To be done
Report all lines holding "Hierosolymam".

Raw data
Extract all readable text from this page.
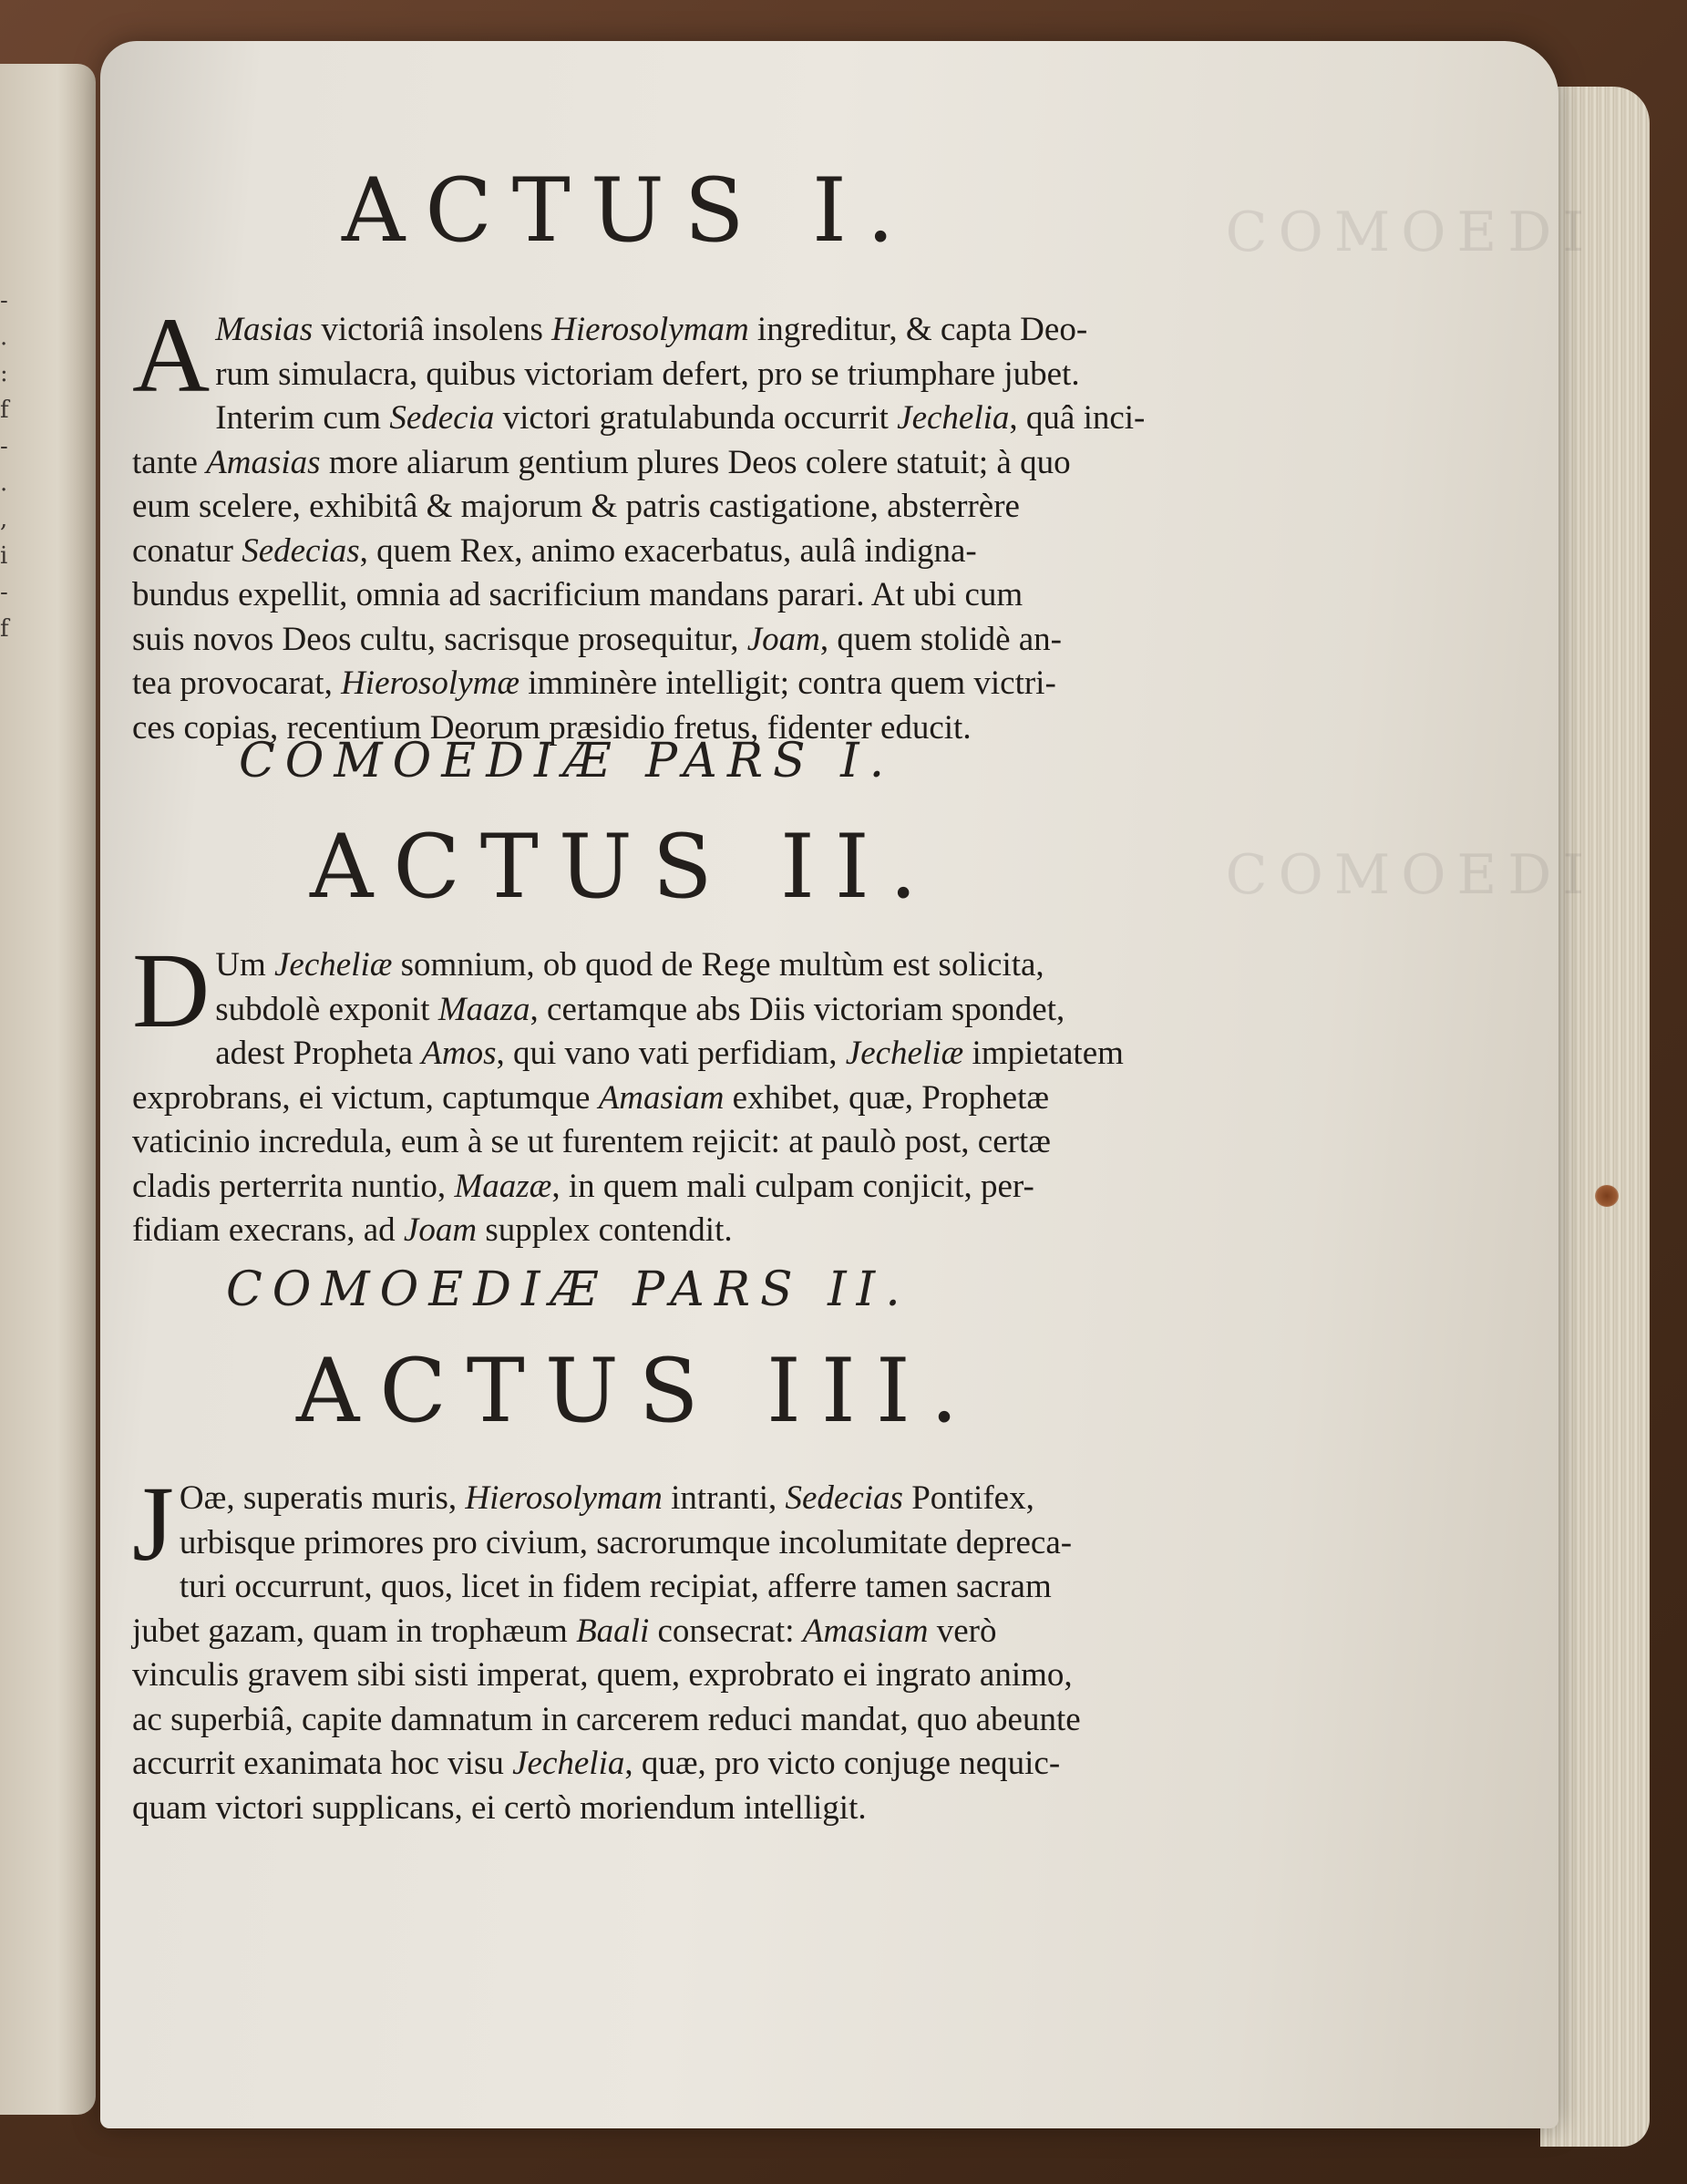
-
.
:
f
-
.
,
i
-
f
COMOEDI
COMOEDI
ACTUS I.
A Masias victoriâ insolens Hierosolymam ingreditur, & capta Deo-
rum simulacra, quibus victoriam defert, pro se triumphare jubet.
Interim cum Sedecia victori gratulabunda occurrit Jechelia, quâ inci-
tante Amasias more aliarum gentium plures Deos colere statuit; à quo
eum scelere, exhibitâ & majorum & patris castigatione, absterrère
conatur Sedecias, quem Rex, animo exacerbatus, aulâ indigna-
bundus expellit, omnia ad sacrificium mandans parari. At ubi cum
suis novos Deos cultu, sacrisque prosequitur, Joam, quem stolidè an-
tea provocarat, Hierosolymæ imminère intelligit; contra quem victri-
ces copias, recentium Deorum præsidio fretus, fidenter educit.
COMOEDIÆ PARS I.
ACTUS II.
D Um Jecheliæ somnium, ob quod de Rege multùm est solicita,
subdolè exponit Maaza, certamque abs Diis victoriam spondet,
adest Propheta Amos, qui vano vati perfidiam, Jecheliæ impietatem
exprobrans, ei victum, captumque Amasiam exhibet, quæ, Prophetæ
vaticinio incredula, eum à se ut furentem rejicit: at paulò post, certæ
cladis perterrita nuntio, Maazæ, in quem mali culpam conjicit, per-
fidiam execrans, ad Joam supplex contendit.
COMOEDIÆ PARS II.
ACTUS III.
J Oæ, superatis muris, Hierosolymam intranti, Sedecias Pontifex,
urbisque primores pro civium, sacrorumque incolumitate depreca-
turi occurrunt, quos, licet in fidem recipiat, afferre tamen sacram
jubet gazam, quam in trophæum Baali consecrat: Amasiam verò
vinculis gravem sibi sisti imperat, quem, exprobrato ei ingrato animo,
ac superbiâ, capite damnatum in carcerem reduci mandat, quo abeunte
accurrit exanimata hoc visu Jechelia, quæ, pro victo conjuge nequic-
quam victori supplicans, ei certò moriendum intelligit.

Task response
A Masias victoriâ insolens Hierosolymam ingreditur, & capta Deo-
J Oæ, superatis muris, Hierosolymam intranti, Sedecias Pontifex,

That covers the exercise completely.